* _LISTED RECORDS_
::::::::

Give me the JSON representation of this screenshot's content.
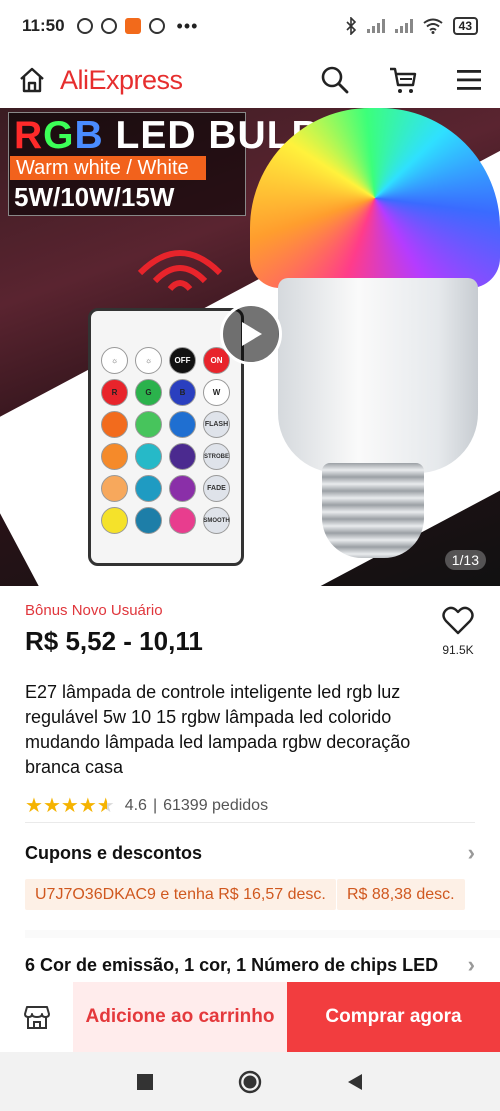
{
  "status_bar": {
    "time": "11:50",
    "battery": "43"
  },
  "header": {
    "logo": "AliExpress",
    "icons": [
      "home-icon",
      "search-icon",
      "cart-icon",
      "menu-icon"
    ]
  },
  "gallery": {
    "banner_title_r": "R",
    "banner_title_g": "G",
    "banner_title_b": "B",
    "banner_title_rest": " LED BULB",
    "banner_subtitle": "Warm white / White",
    "banner_wattage": "5W/10W/15W",
    "remote_labels": {
      "off": "OFF",
      "on": "ON",
      "r": "R",
      "g": "G",
      "b": "B",
      "w": "W",
      "flash": "FLASH",
      "strobe": "STROBE",
      "fade": "FADE",
      "smooth": "SMOOTH"
    },
    "counter": "1/13"
  },
  "product": {
    "bonus_label": "Bônus Novo Usuário",
    "price": "R$ 5,52 - 10,11",
    "wishlist_count": "91.5K",
    "title": "E27 lâmpada de controle inteligente led rgb luz regulável 5w 10 15 rgbw lâmpada led colorido mudando lâmpada led lampada rgbw decoração branca casa",
    "rating": "4.6",
    "rating_fraction": 0.92,
    "separator": "|",
    "orders": "61399 pedidos"
  },
  "coupons": {
    "heading": "Cupons e descontos",
    "tags": [
      "U7J7O36DKAC9 e tenha R$ 16,57 desc.",
      "R$ 88,38 desc."
    ]
  },
  "variant": {
    "label": "6 Cor de emissão, 1 cor, 1 Número de chips LED"
  },
  "action_bar": {
    "add_to_cart": "Adicione ao carrinho",
    "buy_now": "Comprar agora"
  },
  "colors": {
    "brand_red": "#e62e2e",
    "buy_red": "#f23d3f",
    "coupon_orange": "#d0581f",
    "star": "#f5b301"
  }
}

::::::::

* _YOUR GOAL_
A faithful copy of the records above is needed, with the pictures left out.

* _WRITTEN ANSWER_
Give me the JSON representation of this screenshot's content.
{
  "status_bar": {
    "time": "11:50",
    "battery": "43"
  },
  "header": {
    "logo": "AliExpress",
    "icons": [
      "home-icon",
      "search-icon",
      "cart-icon",
      "menu-icon"
    ]
  },
  "gallery": {
    "banner_title_r": "R",
    "banner_title_g": "G",
    "banner_title_b": "B",
    "banner_title_rest": " LED BULB",
    "banner_subtitle": "Warm white / White",
    "banner_wattage": "5W/10W/15W",
    "remote_labels": {
      "off": "OFF",
      "on": "ON",
      "r": "R",
      "g": "G",
      "b": "B",
      "w": "W",
      "flash": "FLASH",
      "strobe": "STROBE",
      "fade": "FADE",
      "smooth": "SMOOTH"
    },
    "counter": "1/13"
  },
  "product": {
    "bonus_label": "Bônus Novo Usuário",
    "price": "R$ 5,52 - 10,11",
    "wishlist_count": "91.5K",
    "title": "E27 lâmpada de controle inteligente led rgb luz regulável 5w 10 15 rgbw lâmpada led colorido mudando lâmpada led lampada rgbw decoração branca casa",
    "rating": "4.6",
    "rating_fraction": 0.92,
    "separator": "|",
    "orders": "61399 pedidos"
  },
  "coupons": {
    "heading": "Cupons e descontos",
    "tags": [
      "U7J7O36DKAC9 e tenha R$ 16,57 desc.",
      "R$ 88,38 desc."
    ]
  },
  "variant": {
    "label": "6 Cor de emissão, 1 cor, 1 Número de chips LED"
  },
  "action_bar": {
    "add_to_cart": "Adicione ao carrinho",
    "buy_now": "Comprar agora"
  },
  "colors": {
    "brand_red": "#e62e2e",
    "buy_red": "#f23d3f",
    "coupon_orange": "#d0581f",
    "star": "#f5b301"
  }
}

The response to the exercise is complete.